Working from the line that contains "Read out every word on this page." down to the last line below, repeat each line exactly.
===== RECORDS PROVIDED =====
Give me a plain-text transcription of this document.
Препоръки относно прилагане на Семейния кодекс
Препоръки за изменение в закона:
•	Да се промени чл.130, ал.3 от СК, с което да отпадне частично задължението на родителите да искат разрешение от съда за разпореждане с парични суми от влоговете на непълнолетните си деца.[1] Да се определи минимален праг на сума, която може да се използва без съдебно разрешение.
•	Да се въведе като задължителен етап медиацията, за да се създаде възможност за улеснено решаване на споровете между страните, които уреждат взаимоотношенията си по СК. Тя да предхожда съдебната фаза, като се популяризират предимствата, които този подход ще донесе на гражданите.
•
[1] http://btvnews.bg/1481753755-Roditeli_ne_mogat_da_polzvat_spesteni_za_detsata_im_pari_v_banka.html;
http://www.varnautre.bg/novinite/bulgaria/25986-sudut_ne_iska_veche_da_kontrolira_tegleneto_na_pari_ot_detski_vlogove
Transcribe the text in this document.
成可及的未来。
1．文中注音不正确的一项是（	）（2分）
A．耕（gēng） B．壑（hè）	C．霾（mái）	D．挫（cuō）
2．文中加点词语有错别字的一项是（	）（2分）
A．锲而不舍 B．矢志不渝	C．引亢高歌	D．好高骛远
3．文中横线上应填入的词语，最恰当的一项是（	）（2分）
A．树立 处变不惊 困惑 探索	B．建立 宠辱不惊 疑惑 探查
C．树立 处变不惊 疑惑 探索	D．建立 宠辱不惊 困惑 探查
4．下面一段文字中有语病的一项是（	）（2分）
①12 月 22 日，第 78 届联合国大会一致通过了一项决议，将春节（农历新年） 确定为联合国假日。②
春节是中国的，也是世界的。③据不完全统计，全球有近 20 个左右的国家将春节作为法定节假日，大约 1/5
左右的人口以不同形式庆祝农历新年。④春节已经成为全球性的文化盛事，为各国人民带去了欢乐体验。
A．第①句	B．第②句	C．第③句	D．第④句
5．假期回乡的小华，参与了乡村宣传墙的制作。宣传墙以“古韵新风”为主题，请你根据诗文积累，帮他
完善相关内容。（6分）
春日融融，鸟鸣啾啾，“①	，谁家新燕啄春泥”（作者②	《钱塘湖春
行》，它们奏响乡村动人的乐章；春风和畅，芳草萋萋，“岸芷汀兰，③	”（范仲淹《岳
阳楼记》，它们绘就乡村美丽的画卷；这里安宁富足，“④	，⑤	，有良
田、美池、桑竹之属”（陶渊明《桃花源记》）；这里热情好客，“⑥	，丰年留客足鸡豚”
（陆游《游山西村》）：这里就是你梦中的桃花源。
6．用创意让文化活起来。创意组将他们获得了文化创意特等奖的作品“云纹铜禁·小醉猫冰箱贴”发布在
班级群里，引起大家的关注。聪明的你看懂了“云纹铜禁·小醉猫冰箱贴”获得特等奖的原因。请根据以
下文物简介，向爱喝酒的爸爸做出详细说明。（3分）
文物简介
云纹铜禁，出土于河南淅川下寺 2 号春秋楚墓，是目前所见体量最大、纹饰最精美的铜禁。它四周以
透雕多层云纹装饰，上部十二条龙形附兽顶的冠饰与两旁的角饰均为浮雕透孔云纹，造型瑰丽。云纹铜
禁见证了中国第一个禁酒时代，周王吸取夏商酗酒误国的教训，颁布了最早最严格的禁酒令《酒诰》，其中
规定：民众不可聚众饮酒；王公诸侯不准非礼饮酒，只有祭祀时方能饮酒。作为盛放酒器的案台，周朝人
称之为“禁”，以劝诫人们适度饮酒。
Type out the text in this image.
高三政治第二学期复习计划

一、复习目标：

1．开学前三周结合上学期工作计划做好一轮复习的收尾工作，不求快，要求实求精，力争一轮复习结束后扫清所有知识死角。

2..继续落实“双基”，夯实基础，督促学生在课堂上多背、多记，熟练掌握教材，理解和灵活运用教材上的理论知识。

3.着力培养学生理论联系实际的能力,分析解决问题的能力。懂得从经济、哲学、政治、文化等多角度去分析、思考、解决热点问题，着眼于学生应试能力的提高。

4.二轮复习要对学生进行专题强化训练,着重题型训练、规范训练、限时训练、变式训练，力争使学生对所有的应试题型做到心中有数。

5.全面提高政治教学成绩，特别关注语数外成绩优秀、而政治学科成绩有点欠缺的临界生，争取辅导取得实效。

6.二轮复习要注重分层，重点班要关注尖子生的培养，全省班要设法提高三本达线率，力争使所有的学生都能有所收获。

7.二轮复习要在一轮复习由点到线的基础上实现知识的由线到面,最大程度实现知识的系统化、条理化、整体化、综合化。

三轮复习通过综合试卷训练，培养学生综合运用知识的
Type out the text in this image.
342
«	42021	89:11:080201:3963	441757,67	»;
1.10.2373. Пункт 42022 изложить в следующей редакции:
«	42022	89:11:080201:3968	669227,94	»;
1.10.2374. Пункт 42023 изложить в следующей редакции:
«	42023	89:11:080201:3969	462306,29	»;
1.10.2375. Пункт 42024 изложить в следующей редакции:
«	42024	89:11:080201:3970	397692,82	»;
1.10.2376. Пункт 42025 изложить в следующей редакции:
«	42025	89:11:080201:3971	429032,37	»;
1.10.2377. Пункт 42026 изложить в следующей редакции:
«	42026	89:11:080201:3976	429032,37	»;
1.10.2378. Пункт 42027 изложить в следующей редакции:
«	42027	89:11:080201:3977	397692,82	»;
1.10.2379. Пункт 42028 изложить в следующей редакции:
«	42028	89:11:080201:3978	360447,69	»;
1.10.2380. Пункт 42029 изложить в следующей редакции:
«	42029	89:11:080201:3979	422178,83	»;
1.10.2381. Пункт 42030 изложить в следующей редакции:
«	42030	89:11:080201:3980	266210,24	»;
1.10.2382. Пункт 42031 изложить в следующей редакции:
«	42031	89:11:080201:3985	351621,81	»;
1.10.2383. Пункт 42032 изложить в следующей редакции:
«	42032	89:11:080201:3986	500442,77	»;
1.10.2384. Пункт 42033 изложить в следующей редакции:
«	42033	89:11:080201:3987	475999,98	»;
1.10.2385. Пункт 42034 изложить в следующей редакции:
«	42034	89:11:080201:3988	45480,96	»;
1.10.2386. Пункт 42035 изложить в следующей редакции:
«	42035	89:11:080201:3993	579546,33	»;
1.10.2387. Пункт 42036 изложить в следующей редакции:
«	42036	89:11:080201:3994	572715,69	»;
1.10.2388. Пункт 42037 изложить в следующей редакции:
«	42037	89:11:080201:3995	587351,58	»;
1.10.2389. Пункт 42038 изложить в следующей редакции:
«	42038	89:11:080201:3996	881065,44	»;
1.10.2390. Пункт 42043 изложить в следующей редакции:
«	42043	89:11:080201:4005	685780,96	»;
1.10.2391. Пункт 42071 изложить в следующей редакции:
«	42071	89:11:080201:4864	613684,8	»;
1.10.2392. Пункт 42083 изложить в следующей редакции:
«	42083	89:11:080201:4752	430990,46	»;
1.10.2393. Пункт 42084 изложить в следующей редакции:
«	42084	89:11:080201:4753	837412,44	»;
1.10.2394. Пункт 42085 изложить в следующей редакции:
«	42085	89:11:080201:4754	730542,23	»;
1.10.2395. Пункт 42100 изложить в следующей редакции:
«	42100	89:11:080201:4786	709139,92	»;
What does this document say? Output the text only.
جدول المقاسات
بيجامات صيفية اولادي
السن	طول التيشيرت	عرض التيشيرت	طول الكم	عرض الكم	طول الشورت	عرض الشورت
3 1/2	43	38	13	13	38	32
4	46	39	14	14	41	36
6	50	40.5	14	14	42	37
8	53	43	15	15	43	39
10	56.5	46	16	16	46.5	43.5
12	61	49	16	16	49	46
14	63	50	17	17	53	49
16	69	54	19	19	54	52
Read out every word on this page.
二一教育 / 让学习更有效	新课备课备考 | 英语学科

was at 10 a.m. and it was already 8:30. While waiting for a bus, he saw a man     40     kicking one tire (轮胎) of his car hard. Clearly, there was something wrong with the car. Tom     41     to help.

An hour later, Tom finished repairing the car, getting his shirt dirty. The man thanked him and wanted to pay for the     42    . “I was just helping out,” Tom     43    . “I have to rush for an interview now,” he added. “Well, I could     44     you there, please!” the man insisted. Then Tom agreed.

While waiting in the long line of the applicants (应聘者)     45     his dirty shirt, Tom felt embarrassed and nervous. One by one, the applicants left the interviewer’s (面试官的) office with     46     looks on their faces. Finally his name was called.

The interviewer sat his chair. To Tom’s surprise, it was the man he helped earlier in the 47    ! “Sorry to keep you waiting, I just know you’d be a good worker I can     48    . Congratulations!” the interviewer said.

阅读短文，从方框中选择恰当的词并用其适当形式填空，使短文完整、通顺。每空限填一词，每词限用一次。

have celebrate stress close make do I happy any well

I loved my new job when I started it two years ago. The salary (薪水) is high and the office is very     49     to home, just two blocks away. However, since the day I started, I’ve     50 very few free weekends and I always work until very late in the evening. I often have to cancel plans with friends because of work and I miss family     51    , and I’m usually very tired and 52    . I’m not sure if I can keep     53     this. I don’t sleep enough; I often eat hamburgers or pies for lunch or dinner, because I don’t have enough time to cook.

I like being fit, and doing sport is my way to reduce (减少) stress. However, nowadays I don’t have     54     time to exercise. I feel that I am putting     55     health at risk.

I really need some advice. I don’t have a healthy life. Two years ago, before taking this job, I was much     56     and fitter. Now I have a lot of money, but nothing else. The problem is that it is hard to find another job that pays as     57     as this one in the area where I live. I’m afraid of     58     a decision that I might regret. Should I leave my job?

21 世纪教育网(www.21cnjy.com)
=====
### PROBLEM SOLUTION
Read out every word on this page.
二一教育 / 让学习更有效	新课备课备考 | 英语学科

was at 10 a.m. and it was already 8:30. While waiting for a bus, he saw a man     40     kicking one tire (轮胎) of his car hard. Clearly, there was something wrong with the car. Tom     41     to help.

An hour later, Tom finished repairing the car, getting his shirt dirty. The man thanked him and wanted to pay for the     42    . “I was just helping out,” Tom     43    . “I have to rush for an interview now,” he added. “Well, I could     44     you there, please!” the man insisted. Then Tom agreed.

While waiting in the long line of the applicants (应聘者)     45     his dirty shirt, Tom felt embarrassed and nervous. One by one, the applicants left the interviewer’s (面试官的) office with     46     looks on their faces. Finally his name was called.

The interviewer sat his chair. To Tom’s surprise, it was the man he helped earlier in the 47    ! “Sorry to keep you waiting, I just know you’d be a good worker I can     48    . Congratulations!” the interviewer said.

阅读短文，从方框中选择恰当的词并用其适当形式填空，使短文完整、通顺。每空限填一词，每词限用一次。

have celebrate stress close make do I happy any well

I loved my new job when I started it two years ago. The salary (薪水) is high and the office is very     49     to home, just two blocks away. However, since the day I started, I’ve     50 very few free weekends and I always work until very late in the evening. I often have to cancel plans with friends because of work and I miss family     51    , and I’m usually very tired and 52    . I’m not sure if I can keep     53     this. I don’t sleep enough; I often eat hamburgers or pies for lunch or dinner, because I don’t have enough time to cook.

I like being fit, and doing sport is my way to reduce (减少) stress. However, nowadays I don’t have     54     time to exercise. I feel that I am putting     55     health at risk.

I really need some advice. I don’t have a healthy life. Two years ago, before taking this job, I was much     56     and fitter. Now I have a lot of money, but nothing else. The problem is that it is hard to find another job that pays as     57     as this one in the area where I live. I’m afraid of     58     a decision that I might regret. Should I leave my job?

21 世纪教育网(www.21cnjy.com)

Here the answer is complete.